* PASSAGE SHOWN *
########################################

Lubezki, long shots and eccentric machines

Cinematography is the secret to a beautiful film fame. But that is just my personal opinion. Certainly Lubezki is nowadays a talented film magician, that brings big surprises with every release.

Mainly due to its incredibly beautiful shots of outer space, Gravity is also highly acclaimed because of its intricate machinery behind scenes, but it didn’t happen in a single day and the mastery that achieved such a great production was not made so easy.

‘Chivo’ Lubezki has certainly worked for a long time. From his teen age to his worldwide success, through their agony in Mexican TV series and early days in Hollywood. They have learned a lot and innovated everywhere.

It is true that his work boosts any production, but we also find something special in his style: long shots. And it might sound a bit cheesy or even nonsense, but his original cinematography has set a landmark in cinema.

It all started with some smooth camera movements here and there in Sólo con tu pareja, the first production, where Lubezki and Alfonso Cuarón joined forces to bring a fun and enjoyable film.

The film went international under the name “Love in the Time of Hysteria”, but didn’t have much press. But Lubezki’s big shot came the following year with the film adaptation of Laura Esquivel’s novel Como Agua para Chocolate (Like water for Chocolate).

This film was internationally acclaimed and Lubezki’s cinematography was praised everywhere, giving him several prizes around the world. It is recognized as one of the essential films of the beginning of the “New Mexican Cinema”.

And immediately started the Hollywood era when Lubezki and Cuarón, again, brought A Little Princess, which premiered in 1995 and included simple but enchanting shots mixing vivid colors and a soft camera movement that equaled the vision of the children, empowering them throughout the film.

This early work gave him his first (of many) Academy Award Nomination for best Cinematography.

‘Chivo’ started to experiment with more freedom and his ventures were happily received, and bigger productions started to knock on his door.

The birdcage, Meet Joe Black and Great Expectations (again with Cuarón) pushed his creativity and got a second Academy Award Nomination on 1999 for Sleepy Hollow, a dark and visually compelling film directed by Tim Burton.

No memorable long shots were made up to this point, until the year 2001 came and with it, besides Ali, the duo Cuarón-Lubezki presented Y tu mamá también.

Perhaps Hollywood was not ready for their experiment, and they created a great piece of film repleted with long shots here and there, along the highways (of course, a road movie), on the streets, and the very memorable final scene when the three travelers drink and dance together.

This continuous shot of almost 7 minutes took three days and more than 40 shots to be made. But in the end it became one of the most memorable scenes of the Mexican cinema. Iconic.

Boom! His camera work was praised everywhere and the film reached new lands and expanded the borders of the Mexican cinema. The new Mexican cinema had a new masterpiece among its productions.

New films were completed with his magic touch, and his third nomination of the Academy Award came on 2005 with Terrence Malick’s The New World.

########################################

* LISTING *
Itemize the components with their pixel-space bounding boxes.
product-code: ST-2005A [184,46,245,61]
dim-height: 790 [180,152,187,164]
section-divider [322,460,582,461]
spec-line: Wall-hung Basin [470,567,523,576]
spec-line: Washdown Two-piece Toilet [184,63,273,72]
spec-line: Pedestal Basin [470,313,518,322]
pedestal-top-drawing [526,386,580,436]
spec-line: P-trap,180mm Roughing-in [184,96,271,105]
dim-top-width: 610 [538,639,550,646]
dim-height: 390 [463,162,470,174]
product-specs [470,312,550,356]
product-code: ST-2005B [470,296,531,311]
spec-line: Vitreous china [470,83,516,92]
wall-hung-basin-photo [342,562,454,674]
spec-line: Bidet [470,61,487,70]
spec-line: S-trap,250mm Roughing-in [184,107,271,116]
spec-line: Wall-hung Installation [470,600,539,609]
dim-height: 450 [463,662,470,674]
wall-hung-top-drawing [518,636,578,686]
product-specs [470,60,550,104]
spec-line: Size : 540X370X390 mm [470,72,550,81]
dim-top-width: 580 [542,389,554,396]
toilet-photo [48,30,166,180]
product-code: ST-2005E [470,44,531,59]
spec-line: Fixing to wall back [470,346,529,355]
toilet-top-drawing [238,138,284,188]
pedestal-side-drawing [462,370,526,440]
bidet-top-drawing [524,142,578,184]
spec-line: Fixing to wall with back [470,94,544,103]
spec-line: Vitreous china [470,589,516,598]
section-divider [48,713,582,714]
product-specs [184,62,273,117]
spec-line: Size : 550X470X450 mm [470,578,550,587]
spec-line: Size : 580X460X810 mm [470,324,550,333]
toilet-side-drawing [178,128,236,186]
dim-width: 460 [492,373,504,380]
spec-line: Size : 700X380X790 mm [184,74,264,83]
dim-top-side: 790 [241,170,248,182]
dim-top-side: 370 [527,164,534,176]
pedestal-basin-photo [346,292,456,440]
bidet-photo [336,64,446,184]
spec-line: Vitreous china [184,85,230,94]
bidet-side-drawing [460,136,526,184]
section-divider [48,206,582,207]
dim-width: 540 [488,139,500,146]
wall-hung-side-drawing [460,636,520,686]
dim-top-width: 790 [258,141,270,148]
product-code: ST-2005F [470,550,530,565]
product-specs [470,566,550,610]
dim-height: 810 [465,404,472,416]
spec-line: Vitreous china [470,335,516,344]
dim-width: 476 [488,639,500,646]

########################################

* WORK INSTRUCTIONS *
A. Print the listing from its first line up to and including the line with "spec-line: Size : 550X470X450", reproducing each line unchanged.
B. Proceed with the article on Lubezki's cinematography, picking up right after its final sentence.

* RESULTS IN ORDER *
A.
Itemize the components with their pixel-space bounding boxes.
product-code: ST-2005A [184,46,245,61]
dim-height: 790 [180,152,187,164]
section-divider [322,460,582,461]
spec-line: Wall-hung Basin [470,567,523,576]
spec-line: Washdown Two-piece Toilet [184,63,273,72]
spec-line: Pedestal Basin [470,313,518,322]
pedestal-top-drawing [526,386,580,436]
spec-line: P-trap,180mm Roughing-in [184,96,271,105]
dim-top-width: 610 [538,639,550,646]
dim-height: 390 [463,162,470,174]
product-specs [470,312,550,356]
product-code: ST-2005B [470,296,531,311]
spec-line: Vitreous china [470,83,516,92]
wall-hung-basin-photo [342,562,454,674]
spec-line: Bidet [470,61,487,70]
spec-line: S-trap,250mm Roughing-in [184,107,271,116]
spec-line: Wall-hung Installation [470,600,539,609]
dim-height: 450 [463,662,470,674]
wall-hung-top-drawing [518,636,578,686]
product-specs [470,60,550,104]
spec-line: Size : 540X370X390 mm [470,72,550,81]
dim-top-width: 580 [542,389,554,396]
toilet-photo [48,30,166,180]
product-code: ST-2005E [470,44,531,59]
spec-line: Fixing to wall back [470,346,529,355]
toilet-top-drawing [238,138,284,188]
pedestal-side-drawing [462,370,526,440]
bidet-top-drawing [524,142,578,184]
spec-line: Fixing to wall with back [470,94,544,103]
spec-line: Vitreous china [470,589,516,598]
section-divider [48,713,582,714]
product-specs [184,62,273,117]
spec-line: Size : 550X470X450 mm [470,578,550,587]

B.
However, the next year the mighty team Lubezki-Cuarón released Children of Men. This is a very underrated film that made me fall in love with his cinematography.

They took their experiments to a new level with this superproduction that reached high levels of realism, given especially because of the camera work.

Here we see beautiful long shots everywhere, skilfully created to highlight that sensation of realism. His experiments were intended to create the most realistic expression of the film.

Natural light, natural movements of the camera, no green screens, etc. It all resulted in an immersive work, where you can feel the desperation, the sadness, the anger, the tension… everything!

Children of Men meant to be an ambitious project, although it was a huge technical challenge for Lubezki, who had to create special machinery (with a talented team) to be able to produce his amazing shots.

Many praise the car chasing scene in this film, or even the tense escape from the safe house of the terrorists. My personal scene, nevertheless, is the final escape through the streets of the destroyed city, where the camera rolls for an extremely long and amazing shot. The balance between timing and acting was mastered in this final bit.

Needless to say, the attention and awards began raining from everywhere, including his fourth Academy Award nomination, and many more prizes from all around the world.

But after this beautiful project, Lubezki seemed to dim out, taking part in few projects, until Terrence Malick set him for the cinematography of The Tree of Life.

Probably the most challenging goal of a cinematographer is to strengthen a scene, including your surroundings, and the nature of it, but especially where you have to focus on the importance of your actors, which in this case were children. But ‘Chivo’ had already a lot of experience with it.

The shots powerfully immerge us in the vision of the greatness in the small things of life. They get us in the perspective of an evolving life with all its colors and shapes. I think Post Tenebras Lux owes a lot of its unique art to this Lubezki’s work.

An impressive result was originated and, again, more and more awards. But maybe Lubezki was in need for a bigger challenge. A challenge so big, that it would be out of this world.

2013 arrived and the duo Lubezki-Cuarón took a simple screenplay of a thriller in space: Gravity. Yes, that film that is still now in the mouths of everyone and has become a classic of the Cinema already.

I didn’t find any interesting story in Gravity, nothing new or original there, but the cinematography… oh boy! Mind-blowing piece of art.

Many wouldn’t like it, many would love it. I think is an excellent cinematography that overcame its challenges.

Filming on space is of course impossible with that magnitude (up to now), and they had to create the most realistic view of events up there. And that is perhaps the main characteristic that several critics have forgotten, comparing it, for example, with Interstellar.

Interstellar has, naturally, a much better script, exceptional performances and a great direction, but the cinematography is undoubtedly better in Gravity. Even Chris Hadfield said Gravity is the best visual experience of being in space ever created. Boom!

Tons of CGI and post-production, but the secret for the beautiful shots and natural view is the magic hand of Lubezki, and his incredible original machines.

Again, the long shots were a key part of the production. The initial shot that opens the film is an elegant eye-candy. Simply marvelous.

If the awards were not enough, this time Lubezki got as many as possible, even his first Academy Award for best cinematography.

This is one of those classic films that one must watch in the cinema. This is a pure Cinema film.

If you thought Lubezki reached his top-score, then he surely surprised you last year with the arrival of Gonzalez Iñárritu‘s Birdman.

He set this impeccable dancing between camera and actors, creating a captivating revolving panorama that swings between laughs and tears, contours and lights. All combined but not mixed. Spectacular.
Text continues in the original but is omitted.